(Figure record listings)
╔══
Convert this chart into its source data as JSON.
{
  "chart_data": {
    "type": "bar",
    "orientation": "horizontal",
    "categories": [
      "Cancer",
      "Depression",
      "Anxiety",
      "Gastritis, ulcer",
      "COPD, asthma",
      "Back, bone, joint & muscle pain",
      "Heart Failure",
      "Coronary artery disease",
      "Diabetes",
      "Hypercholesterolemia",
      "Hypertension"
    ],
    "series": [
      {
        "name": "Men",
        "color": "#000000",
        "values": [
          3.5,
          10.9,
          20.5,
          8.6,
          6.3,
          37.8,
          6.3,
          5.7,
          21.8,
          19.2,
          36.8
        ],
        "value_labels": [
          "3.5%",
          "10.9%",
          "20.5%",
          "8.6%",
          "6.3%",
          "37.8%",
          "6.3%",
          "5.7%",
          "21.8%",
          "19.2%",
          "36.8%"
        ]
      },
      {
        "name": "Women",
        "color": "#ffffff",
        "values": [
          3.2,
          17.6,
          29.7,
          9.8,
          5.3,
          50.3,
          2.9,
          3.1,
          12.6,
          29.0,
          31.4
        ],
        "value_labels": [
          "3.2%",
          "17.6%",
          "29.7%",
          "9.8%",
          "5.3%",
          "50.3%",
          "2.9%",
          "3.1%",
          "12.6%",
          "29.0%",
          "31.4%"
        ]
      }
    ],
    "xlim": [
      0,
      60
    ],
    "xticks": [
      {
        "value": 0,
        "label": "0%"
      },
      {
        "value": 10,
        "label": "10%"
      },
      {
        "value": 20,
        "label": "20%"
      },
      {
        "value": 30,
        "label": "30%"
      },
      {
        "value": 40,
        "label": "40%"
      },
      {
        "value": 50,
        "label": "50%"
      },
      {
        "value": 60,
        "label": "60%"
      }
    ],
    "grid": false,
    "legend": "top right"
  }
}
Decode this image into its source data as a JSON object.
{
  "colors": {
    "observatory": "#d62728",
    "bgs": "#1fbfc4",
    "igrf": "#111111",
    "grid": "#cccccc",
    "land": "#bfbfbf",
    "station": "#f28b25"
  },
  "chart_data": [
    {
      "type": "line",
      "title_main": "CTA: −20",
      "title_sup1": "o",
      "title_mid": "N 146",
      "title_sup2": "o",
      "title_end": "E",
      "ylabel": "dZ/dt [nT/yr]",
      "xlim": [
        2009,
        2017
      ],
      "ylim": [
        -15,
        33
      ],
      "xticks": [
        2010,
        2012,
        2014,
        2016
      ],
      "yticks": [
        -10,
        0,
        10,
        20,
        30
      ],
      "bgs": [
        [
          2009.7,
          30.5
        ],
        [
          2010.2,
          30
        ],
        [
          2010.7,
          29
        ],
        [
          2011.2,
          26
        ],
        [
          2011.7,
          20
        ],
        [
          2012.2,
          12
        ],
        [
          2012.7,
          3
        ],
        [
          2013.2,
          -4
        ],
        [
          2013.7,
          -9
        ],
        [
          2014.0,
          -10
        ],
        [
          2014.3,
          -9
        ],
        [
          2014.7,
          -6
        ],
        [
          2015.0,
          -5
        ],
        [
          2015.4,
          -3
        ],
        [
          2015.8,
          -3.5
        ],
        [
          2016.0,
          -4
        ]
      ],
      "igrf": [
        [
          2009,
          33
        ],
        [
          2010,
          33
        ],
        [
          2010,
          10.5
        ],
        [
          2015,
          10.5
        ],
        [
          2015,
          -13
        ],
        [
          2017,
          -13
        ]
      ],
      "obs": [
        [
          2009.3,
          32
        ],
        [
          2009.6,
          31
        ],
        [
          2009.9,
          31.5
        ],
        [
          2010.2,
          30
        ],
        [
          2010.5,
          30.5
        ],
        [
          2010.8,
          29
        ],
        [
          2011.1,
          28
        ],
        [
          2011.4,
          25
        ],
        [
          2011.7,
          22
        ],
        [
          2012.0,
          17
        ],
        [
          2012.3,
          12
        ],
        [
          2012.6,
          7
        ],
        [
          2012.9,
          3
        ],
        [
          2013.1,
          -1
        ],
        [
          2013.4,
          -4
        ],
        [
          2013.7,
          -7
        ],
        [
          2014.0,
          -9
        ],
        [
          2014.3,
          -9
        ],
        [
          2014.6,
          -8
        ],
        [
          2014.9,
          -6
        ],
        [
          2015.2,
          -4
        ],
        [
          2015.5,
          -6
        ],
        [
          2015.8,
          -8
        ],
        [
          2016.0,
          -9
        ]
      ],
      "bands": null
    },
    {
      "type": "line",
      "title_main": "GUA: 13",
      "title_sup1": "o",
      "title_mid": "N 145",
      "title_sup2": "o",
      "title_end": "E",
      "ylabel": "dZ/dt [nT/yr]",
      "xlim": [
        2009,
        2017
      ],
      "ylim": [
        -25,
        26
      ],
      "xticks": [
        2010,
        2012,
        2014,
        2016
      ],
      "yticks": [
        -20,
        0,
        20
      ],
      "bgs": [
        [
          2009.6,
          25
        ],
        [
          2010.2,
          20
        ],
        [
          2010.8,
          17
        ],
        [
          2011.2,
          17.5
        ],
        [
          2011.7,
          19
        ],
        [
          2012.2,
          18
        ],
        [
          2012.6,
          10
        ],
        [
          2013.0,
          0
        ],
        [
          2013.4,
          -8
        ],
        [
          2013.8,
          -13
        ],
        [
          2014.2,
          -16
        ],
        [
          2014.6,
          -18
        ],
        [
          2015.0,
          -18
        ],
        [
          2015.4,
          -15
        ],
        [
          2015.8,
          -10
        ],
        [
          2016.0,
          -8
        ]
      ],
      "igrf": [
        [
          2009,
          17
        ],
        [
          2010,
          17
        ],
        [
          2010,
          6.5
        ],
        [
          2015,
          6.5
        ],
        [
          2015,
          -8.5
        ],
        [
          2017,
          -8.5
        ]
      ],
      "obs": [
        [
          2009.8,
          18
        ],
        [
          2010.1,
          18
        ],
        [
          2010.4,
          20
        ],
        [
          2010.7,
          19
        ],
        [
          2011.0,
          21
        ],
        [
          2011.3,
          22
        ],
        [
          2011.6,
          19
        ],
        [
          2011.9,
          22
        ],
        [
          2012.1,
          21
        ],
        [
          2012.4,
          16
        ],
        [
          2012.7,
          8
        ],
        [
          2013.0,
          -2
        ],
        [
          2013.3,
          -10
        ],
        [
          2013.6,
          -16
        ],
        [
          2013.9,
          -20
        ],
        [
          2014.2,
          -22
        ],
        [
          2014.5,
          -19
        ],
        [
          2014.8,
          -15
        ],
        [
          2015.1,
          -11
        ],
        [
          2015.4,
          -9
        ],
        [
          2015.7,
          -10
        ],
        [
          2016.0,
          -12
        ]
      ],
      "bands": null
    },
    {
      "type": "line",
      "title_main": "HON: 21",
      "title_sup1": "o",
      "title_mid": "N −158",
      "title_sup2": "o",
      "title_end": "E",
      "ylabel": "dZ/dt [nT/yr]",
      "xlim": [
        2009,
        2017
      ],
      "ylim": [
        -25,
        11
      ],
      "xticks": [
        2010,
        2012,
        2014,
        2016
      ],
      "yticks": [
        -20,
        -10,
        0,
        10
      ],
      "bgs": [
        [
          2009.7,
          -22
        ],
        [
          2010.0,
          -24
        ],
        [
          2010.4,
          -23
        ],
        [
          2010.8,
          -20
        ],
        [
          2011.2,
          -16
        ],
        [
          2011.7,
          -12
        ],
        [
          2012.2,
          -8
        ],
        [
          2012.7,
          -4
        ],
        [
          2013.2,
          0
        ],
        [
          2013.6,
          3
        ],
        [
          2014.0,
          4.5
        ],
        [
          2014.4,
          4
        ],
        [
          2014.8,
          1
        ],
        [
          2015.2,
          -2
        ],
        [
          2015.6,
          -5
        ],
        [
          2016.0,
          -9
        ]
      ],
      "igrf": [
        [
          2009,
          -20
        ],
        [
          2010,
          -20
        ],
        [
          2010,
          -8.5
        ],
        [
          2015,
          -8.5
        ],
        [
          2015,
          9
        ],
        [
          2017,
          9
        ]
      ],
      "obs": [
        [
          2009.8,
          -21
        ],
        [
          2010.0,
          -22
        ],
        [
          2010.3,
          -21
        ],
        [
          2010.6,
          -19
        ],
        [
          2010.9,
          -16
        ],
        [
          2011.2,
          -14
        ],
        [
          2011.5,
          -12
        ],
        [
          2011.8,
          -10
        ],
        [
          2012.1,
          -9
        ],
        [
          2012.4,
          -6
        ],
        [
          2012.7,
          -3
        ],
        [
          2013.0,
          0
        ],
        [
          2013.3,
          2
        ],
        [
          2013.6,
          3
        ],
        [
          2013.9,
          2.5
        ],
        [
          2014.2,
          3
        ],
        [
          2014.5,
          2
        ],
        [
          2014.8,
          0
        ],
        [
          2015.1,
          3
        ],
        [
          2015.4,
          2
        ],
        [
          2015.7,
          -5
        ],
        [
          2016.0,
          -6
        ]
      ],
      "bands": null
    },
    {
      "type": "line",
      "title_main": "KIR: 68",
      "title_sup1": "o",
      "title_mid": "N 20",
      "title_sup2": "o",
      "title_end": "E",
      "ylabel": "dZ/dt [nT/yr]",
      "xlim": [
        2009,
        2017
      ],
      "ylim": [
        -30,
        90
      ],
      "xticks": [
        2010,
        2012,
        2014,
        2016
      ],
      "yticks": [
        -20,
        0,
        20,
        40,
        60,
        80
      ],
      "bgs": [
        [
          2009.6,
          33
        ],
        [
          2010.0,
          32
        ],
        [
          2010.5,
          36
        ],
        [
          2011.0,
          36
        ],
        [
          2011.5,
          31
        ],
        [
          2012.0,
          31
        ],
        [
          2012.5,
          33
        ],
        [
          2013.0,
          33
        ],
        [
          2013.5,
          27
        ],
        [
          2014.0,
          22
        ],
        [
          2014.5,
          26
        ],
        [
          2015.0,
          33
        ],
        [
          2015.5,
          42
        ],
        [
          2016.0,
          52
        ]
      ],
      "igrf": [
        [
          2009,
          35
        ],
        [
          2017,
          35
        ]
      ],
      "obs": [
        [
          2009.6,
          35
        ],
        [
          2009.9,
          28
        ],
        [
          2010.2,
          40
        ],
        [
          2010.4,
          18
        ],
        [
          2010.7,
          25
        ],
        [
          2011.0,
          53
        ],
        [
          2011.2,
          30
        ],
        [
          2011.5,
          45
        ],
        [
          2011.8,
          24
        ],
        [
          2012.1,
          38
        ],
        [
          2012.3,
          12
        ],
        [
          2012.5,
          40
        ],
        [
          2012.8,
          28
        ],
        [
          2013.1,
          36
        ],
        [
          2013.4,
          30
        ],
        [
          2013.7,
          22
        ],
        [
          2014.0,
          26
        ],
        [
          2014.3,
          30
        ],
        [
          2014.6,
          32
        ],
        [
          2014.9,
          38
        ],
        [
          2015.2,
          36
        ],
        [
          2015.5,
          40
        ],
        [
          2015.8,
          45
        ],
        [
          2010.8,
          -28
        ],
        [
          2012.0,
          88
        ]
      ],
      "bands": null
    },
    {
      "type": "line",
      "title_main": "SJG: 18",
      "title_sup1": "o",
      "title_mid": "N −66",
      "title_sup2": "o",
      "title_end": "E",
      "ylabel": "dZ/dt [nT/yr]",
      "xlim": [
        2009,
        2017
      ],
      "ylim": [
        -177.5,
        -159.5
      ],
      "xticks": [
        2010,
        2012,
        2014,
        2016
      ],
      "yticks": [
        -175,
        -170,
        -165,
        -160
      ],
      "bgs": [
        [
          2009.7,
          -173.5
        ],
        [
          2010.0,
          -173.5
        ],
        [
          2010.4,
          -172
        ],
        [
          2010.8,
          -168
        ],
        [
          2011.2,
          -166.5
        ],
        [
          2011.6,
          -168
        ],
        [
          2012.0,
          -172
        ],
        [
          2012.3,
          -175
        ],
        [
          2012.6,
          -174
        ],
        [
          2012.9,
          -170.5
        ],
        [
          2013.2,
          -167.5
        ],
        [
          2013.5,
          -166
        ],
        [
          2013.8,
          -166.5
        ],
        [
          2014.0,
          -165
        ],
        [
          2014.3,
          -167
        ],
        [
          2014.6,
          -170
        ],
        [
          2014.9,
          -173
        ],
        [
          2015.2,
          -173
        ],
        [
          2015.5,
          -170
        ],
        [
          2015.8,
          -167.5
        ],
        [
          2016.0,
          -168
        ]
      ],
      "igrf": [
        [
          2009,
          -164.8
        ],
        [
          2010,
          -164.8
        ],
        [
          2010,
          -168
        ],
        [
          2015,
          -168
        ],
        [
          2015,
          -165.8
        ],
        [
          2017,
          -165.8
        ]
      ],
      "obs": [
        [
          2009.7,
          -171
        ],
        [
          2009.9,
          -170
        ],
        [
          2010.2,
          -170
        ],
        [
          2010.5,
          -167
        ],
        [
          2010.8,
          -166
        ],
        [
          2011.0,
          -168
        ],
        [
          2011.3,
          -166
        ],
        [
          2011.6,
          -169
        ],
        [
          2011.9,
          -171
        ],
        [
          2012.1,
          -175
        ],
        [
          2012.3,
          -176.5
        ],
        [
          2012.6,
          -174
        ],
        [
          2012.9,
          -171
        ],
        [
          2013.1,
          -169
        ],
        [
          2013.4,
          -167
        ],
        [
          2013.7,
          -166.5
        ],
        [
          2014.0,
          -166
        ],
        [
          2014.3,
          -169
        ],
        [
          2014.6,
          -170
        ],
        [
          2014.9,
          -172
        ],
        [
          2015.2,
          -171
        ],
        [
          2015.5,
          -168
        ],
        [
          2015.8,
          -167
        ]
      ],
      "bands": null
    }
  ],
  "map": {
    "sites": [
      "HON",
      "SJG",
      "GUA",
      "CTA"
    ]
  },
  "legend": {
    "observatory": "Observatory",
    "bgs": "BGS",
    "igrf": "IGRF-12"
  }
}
╚══
* [SET PROBLEM]:
Identify the lines above with the word "source". Copy them.

* [THE RESPONSE]:
Convert this chart into its source data as JSON.
Decode this image into its source data as a JSON object.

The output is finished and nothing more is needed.